• **Stored data**
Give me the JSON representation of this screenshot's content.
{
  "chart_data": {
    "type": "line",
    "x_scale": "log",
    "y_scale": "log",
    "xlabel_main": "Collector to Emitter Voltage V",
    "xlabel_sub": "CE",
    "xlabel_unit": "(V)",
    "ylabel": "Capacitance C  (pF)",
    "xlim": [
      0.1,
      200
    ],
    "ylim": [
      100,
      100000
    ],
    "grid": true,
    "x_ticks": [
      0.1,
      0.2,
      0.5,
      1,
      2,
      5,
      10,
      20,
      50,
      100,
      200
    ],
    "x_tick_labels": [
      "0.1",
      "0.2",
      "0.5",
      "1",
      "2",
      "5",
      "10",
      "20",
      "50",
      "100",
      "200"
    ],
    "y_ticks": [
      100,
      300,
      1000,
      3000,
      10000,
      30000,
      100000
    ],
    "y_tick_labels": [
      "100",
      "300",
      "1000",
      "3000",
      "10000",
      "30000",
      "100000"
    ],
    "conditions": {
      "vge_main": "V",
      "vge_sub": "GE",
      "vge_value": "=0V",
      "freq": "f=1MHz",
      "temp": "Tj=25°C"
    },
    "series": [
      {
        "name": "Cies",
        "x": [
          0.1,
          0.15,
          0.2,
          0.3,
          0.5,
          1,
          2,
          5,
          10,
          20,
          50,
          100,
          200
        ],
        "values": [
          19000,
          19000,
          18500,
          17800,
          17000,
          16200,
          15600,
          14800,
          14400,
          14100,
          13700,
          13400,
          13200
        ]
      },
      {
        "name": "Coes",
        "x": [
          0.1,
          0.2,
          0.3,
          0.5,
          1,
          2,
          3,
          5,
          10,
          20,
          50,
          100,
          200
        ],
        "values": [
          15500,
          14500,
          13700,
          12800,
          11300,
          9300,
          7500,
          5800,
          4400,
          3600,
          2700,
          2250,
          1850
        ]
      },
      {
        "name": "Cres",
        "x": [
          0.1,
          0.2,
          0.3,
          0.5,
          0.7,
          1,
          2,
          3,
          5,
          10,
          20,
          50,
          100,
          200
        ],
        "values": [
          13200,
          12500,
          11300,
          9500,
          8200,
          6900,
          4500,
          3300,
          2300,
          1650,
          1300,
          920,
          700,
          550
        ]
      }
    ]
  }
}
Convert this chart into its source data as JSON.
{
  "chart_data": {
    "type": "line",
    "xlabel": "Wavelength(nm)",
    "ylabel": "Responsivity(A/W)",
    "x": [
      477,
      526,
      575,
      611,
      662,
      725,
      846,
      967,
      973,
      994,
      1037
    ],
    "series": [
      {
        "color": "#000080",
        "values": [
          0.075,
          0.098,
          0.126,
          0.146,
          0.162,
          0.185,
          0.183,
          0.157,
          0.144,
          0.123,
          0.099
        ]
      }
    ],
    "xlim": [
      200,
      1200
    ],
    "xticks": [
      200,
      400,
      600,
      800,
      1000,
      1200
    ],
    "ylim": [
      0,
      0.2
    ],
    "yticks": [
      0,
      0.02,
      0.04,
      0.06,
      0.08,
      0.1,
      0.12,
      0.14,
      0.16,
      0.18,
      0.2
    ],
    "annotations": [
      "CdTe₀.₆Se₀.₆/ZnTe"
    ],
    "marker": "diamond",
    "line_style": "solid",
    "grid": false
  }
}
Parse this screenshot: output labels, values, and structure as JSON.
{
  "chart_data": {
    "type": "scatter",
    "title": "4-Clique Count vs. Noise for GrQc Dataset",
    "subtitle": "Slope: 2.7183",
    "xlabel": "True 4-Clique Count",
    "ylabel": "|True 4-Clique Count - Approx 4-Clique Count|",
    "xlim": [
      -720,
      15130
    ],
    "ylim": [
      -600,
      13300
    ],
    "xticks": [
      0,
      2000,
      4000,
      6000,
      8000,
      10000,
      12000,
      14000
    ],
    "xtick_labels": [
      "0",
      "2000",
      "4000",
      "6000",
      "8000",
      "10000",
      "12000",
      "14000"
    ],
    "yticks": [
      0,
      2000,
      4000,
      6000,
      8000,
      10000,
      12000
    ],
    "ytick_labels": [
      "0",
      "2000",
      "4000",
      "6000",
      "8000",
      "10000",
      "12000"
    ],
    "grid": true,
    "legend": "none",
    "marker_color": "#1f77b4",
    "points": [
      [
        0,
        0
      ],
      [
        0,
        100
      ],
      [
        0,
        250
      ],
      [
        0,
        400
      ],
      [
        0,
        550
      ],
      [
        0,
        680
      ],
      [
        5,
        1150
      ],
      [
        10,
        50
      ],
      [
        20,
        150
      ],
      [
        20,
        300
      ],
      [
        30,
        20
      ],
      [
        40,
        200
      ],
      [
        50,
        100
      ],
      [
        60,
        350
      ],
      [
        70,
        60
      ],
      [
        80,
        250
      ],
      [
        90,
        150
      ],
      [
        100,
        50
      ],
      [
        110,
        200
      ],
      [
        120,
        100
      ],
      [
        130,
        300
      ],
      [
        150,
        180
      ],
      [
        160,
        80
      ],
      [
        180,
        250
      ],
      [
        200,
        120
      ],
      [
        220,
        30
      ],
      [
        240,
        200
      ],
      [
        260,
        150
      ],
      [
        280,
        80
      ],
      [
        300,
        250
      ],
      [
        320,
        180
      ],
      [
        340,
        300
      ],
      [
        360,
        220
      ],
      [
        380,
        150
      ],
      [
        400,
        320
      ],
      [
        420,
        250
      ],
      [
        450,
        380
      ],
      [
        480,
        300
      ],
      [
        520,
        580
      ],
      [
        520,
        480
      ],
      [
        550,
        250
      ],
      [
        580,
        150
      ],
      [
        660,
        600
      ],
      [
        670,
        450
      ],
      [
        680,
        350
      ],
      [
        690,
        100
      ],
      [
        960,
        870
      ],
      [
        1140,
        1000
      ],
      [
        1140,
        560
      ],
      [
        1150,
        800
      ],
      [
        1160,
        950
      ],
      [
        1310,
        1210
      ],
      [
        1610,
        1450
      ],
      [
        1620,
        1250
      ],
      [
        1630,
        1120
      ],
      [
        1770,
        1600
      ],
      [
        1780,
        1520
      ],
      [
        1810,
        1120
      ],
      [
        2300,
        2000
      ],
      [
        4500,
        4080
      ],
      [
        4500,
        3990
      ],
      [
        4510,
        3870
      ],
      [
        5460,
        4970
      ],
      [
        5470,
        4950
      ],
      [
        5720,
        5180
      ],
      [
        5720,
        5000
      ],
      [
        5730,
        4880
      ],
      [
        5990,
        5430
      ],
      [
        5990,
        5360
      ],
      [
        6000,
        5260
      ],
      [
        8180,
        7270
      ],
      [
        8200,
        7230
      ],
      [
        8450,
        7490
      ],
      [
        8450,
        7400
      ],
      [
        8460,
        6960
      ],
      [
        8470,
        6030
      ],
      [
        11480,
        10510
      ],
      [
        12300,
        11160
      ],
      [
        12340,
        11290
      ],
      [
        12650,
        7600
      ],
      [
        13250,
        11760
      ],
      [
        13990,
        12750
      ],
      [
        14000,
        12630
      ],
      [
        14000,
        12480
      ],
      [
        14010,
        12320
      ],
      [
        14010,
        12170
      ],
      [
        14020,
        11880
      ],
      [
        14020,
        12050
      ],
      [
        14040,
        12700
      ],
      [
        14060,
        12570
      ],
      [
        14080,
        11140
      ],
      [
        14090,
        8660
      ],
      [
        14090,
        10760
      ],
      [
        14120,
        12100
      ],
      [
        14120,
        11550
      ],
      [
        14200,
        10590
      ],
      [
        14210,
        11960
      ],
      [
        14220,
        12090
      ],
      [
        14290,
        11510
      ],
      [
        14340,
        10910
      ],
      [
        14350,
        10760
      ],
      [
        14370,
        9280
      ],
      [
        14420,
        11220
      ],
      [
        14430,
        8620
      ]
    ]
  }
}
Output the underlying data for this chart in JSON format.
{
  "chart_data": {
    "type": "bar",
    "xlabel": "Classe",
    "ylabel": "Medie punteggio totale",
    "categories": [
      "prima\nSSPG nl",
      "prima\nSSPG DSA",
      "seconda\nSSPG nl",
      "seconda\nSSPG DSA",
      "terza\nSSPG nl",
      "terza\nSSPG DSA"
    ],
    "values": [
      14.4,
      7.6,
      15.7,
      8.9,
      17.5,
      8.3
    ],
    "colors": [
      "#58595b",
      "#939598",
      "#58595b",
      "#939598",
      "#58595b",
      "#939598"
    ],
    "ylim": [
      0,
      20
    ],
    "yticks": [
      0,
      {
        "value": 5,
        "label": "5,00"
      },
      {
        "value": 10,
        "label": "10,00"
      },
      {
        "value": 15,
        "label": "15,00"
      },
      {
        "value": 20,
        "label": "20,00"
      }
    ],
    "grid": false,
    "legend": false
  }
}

• **What is required**
Extract every line above containing the word "nSSPG".

• **Answer below**
      "prima\nSSPG nl",
      "prima\nSSPG DSA",
      "seconda\nSSPG nl",
      "seconda\nSSPG DSA",
      "terza\nSSPG nl",
      "terza\nSSPG DSA"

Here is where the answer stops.